What you are asked to do:
Check each line of the material below, and copy it if it holds the string "mailgw".

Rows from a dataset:
§ §
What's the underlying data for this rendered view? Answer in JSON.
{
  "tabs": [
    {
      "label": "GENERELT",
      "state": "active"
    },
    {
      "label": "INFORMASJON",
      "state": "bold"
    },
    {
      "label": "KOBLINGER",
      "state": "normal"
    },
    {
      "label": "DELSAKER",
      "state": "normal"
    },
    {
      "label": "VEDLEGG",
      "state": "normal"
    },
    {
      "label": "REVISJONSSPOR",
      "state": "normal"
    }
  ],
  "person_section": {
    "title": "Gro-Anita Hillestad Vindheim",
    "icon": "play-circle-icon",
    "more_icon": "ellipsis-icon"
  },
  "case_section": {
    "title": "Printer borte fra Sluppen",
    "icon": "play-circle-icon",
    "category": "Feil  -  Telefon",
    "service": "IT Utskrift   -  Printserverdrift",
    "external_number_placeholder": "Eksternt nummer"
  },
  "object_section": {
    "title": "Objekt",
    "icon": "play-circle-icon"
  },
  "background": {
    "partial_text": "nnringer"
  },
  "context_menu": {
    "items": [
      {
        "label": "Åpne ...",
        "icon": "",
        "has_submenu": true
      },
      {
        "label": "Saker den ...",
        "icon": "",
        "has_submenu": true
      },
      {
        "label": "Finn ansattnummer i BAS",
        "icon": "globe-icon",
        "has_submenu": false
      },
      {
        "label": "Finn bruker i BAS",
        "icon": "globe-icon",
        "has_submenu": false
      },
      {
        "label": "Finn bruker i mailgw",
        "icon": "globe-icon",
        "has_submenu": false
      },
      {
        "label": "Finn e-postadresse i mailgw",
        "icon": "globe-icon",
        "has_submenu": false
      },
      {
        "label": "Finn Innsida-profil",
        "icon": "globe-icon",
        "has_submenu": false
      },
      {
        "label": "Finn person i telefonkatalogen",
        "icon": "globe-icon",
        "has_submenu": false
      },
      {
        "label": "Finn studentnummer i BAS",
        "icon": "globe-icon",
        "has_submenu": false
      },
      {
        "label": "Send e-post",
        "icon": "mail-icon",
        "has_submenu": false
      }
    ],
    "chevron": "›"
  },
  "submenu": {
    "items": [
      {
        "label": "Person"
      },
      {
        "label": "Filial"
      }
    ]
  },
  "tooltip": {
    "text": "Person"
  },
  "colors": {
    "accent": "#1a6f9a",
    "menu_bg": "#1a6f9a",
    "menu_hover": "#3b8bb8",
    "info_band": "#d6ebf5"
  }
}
§ §
Problem solution:
        "label": "Finn bruker i mailgw",
        "label": "Finn e-postadresse i mailgw",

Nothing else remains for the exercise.